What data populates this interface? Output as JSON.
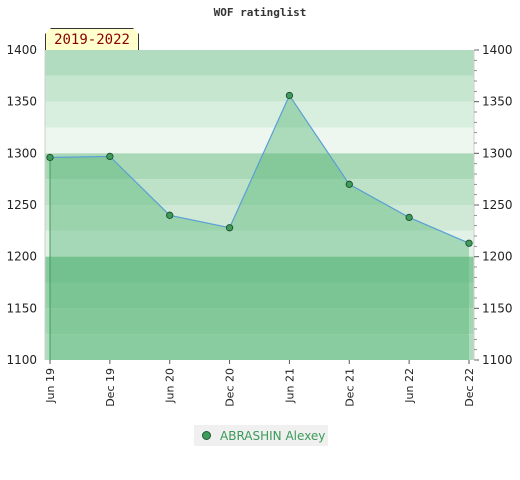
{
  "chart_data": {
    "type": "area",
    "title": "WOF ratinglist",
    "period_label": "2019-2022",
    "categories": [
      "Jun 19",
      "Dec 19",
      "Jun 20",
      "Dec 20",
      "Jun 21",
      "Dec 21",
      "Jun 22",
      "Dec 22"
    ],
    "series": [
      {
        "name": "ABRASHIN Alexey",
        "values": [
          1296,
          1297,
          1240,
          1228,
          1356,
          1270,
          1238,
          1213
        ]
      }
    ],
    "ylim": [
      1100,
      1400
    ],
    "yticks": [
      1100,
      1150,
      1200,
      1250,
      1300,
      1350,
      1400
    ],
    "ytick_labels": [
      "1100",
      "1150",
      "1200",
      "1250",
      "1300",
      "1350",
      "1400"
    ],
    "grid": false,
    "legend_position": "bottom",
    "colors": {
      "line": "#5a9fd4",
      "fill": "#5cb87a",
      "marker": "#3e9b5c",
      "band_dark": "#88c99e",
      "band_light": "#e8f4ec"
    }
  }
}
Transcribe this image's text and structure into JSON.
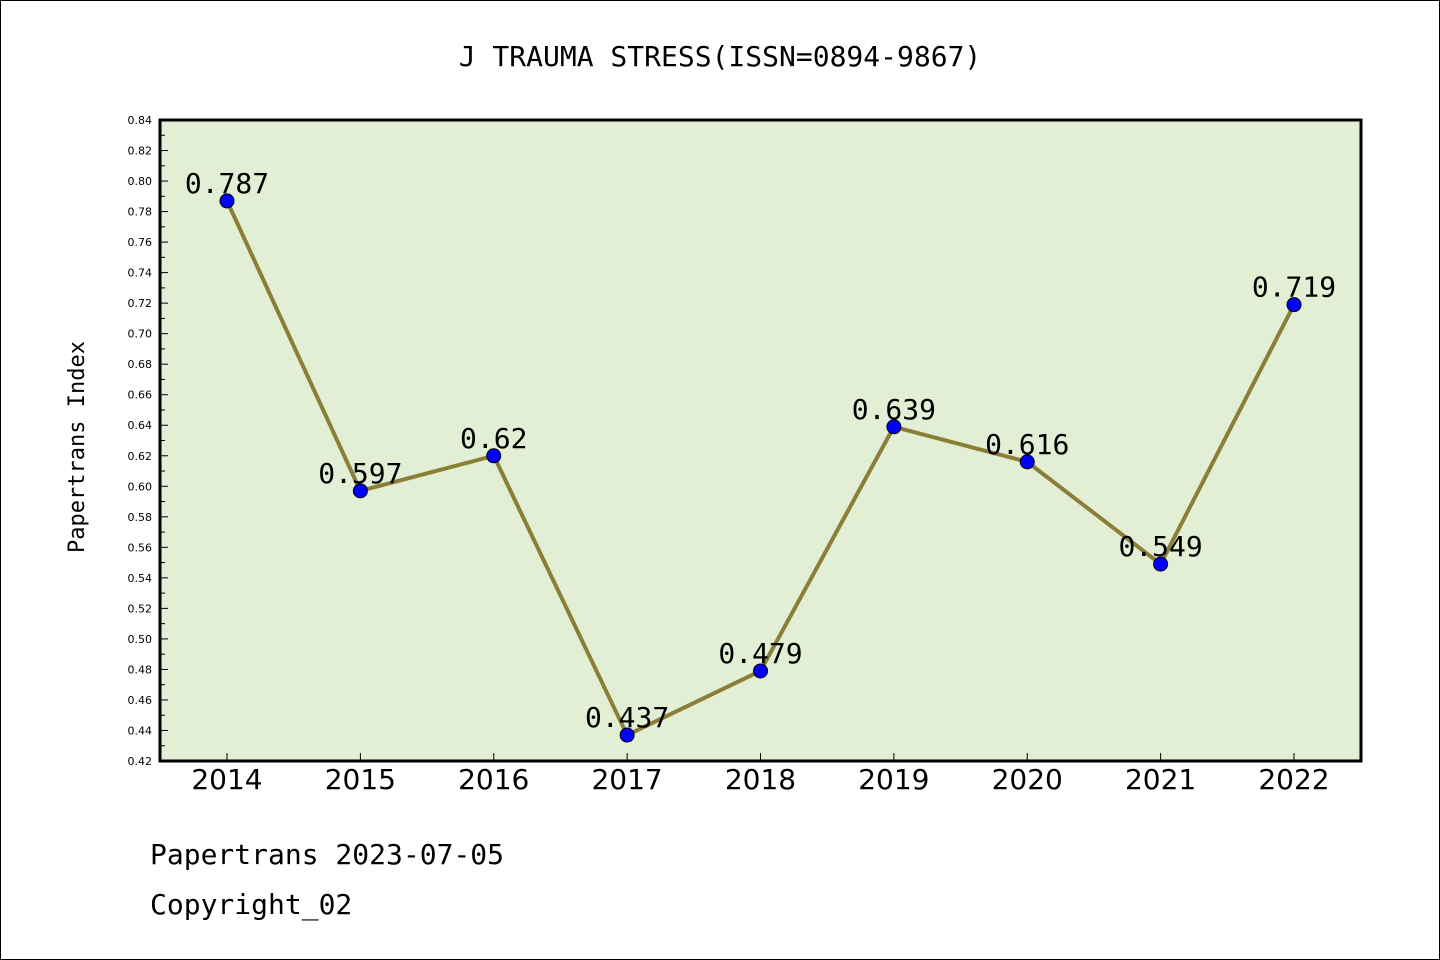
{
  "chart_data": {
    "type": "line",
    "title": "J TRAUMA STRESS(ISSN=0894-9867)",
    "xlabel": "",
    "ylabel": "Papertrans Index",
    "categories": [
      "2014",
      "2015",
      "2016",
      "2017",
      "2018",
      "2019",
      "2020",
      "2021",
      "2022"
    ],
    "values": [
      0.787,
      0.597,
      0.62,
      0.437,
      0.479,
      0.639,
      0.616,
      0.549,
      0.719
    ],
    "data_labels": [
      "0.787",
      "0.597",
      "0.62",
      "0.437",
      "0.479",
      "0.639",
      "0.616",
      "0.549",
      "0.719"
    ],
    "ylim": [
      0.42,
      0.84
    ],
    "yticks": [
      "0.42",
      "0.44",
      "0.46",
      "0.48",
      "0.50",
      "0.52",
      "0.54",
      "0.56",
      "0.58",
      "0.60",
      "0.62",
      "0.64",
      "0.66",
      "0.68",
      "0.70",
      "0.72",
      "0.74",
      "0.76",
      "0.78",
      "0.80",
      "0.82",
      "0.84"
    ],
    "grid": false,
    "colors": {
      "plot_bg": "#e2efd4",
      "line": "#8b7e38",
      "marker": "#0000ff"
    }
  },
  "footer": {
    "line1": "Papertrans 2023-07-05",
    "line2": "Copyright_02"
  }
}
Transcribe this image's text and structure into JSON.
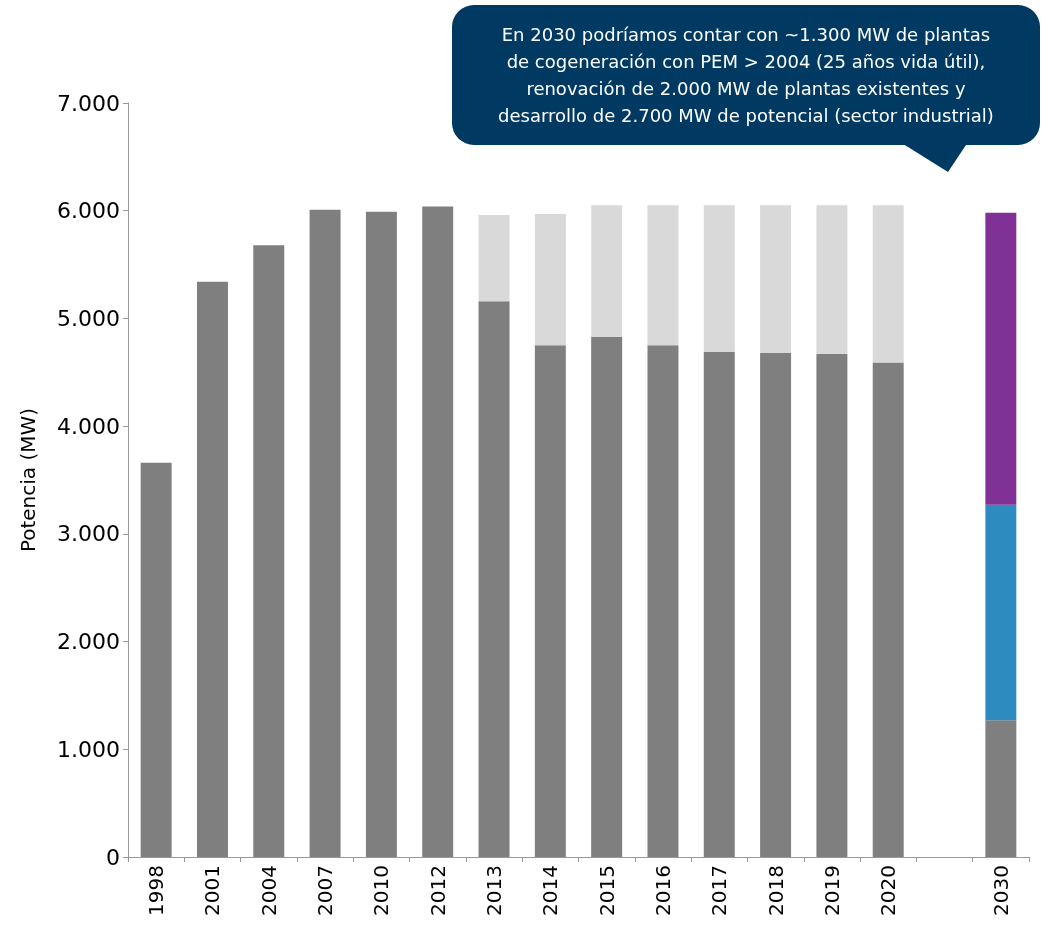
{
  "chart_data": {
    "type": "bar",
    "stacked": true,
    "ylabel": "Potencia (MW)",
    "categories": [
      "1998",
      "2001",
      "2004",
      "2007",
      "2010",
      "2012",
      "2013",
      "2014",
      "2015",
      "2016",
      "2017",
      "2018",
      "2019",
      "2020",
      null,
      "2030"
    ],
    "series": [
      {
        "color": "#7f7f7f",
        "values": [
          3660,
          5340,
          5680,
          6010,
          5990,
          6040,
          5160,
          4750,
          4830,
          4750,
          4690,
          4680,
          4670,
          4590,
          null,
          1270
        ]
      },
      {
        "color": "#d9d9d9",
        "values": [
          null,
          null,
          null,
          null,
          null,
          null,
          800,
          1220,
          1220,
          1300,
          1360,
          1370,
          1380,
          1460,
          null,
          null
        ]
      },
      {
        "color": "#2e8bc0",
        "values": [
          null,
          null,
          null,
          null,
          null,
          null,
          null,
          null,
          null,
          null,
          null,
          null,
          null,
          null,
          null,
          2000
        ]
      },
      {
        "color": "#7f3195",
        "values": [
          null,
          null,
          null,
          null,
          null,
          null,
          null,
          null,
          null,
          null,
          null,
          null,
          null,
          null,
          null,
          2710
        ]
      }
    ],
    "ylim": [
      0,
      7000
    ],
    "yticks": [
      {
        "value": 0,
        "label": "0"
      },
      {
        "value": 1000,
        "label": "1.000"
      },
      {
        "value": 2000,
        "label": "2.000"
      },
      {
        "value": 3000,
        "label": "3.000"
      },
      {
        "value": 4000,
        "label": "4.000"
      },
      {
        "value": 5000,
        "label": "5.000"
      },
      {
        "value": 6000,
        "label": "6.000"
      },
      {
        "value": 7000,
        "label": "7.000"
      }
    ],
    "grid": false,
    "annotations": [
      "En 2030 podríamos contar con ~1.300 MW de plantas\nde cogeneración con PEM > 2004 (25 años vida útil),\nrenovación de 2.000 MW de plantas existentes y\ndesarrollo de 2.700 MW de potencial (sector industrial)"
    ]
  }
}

[WHAT YOU ARE ASKED TO DO] Write out the records above exactly as they appear, leaving out any pictures.

[TASK RESPONSE]
What data populates this interface? Output as JSON.
{
  "chart_data": {
    "type": "area",
    "title": "WOF ratinglist",
    "period_label": "2019-2022",
    "categories": [
      "Jun 19",
      "Dec 19",
      "Jun 20",
      "Dec 20",
      "Jun 21",
      "Dec 21",
      "Jun 22",
      "Dec 22"
    ],
    "series": [
      {
        "name": "ABRASHIN Alexey",
        "values": [
          1296,
          1297,
          1240,
          1228,
          1356,
          1270,
          1238,
          1213
        ]
      }
    ],
    "ylim": [
      1100,
      1400
    ],
    "yticks": [
      1100,
      1150,
      1200,
      1250,
      1300,
      1350,
      1400
    ],
    "ytick_labels": [
      "1100",
      "1150",
      "1200",
      "1250",
      "1300",
      "1350",
      "1400"
    ],
    "grid": false,
    "legend_position": "bottom",
    "colors": {
      "line": "#5a9fd4",
      "fill": "#5cb87a",
      "marker": "#3e9b5c",
      "band_dark": "#88c99e",
      "band_light": "#e8f4ec"
    }
  }
}
Transcribe this image's text and structure into JSON.
{
  "chart_data": {
    "type": "line",
    "title": "J TRAUMA STRESS(ISSN=0894-9867)",
    "xlabel": "",
    "ylabel": "Papertrans Index",
    "categories": [
      "2014",
      "2015",
      "2016",
      "2017",
      "2018",
      "2019",
      "2020",
      "2021",
      "2022"
    ],
    "values": [
      0.787,
      0.597,
      0.62,
      0.437,
      0.479,
      0.639,
      0.616,
      0.549,
      0.719
    ],
    "data_labels": [
      "0.787",
      "0.597",
      "0.62",
      "0.437",
      "0.479",
      "0.639",
      "0.616",
      "0.549",
      "0.719"
    ],
    "ylim": [
      0.42,
      0.84
    ],
    "yticks": [
      "0.42",
      "0.44",
      "0.46",
      "0.48",
      "0.50",
      "0.52",
      "0.54",
      "0.56",
      "0.58",
      "0.60",
      "0.62",
      "0.64",
      "0.66",
      "0.68",
      "0.70",
      "0.72",
      "0.74",
      "0.76",
      "0.78",
      "0.80",
      "0.82",
      "0.84"
    ],
    "grid": false,
    "colors": {
      "plot_bg": "#e2efd4",
      "line": "#8b7e38",
      "marker": "#0000ff"
    }
  },
  "footer": {
    "line1": "Papertrans 2023-07-05",
    "line2": "Copyright_02"
  }
}
Transcribe this image's text and structure into JSON.
{
  "chart_data": {
    "type": "bar",
    "stacked": true,
    "ylabel": "Potencia (MW)",
    "categories": [
      "1998",
      "2001",
      "2004",
      "2007",
      "2010",
      "2012",
      "2013",
      "2014",
      "2015",
      "2016",
      "2017",
      "2018",
      "2019",
      "2020",
      null,
      "2030"
    ],
    "series": [
      {
        "color": "#7f7f7f",
        "values": [
          3660,
          5340,
          5680,
          6010,
          5990,
          6040,
          5160,
          4750,
          4830,
          4750,
          4690,
          4680,
          4670,
          4590,
          null,
          1270
        ]
      },
      {
        "color": "#d9d9d9",
        "values": [
          null,
          null,
          null,
          null,
          null,
          null,
          800,
          1220,
          1220,
          1300,
          1360,
          1370,
          1380,
          1460,
          null,
          null
        ]
      },
      {
        "color": "#2e8bc0",
        "values": [
          null,
          null,
          null,
          null,
          null,
          null,
          null,
          null,
          null,
          null,
          null,
          null,
          null,
          null,
          null,
          2000
        ]
      },
      {
        "color": "#7f3195",
        "values": [
          null,
          null,
          null,
          null,
          null,
          null,
          null,
          null,
          null,
          null,
          null,
          null,
          null,
          null,
          null,
          2710
        ]
      }
    ],
    "ylim": [
      0,
      7000
    ],
    "yticks": [
      {
        "value": 0,
        "label": "0"
      },
      {
        "value": 1000,
        "label": "1.000"
      },
      {
        "value": 2000,
        "label": "2.000"
      },
      {
        "value": 3000,
        "label": "3.000"
      },
      {
        "value": 4000,
        "label": "4.000"
      },
      {
        "value": 5000,
        "label": "5.000"
      },
      {
        "value": 6000,
        "label": "6.000"
      },
      {
        "value": 7000,
        "label": "7.000"
      }
    ],
    "grid": false,
    "annotations": [
      "En 2030 podríamos contar con ~1.300 MW de plantas\nde cogeneración con PEM > 2004 (25 años vida útil),\nrenovación de 2.000 MW de plantas existentes y\ndesarrollo de 2.700 MW de potencial (sector industrial)"
    ]
  }
}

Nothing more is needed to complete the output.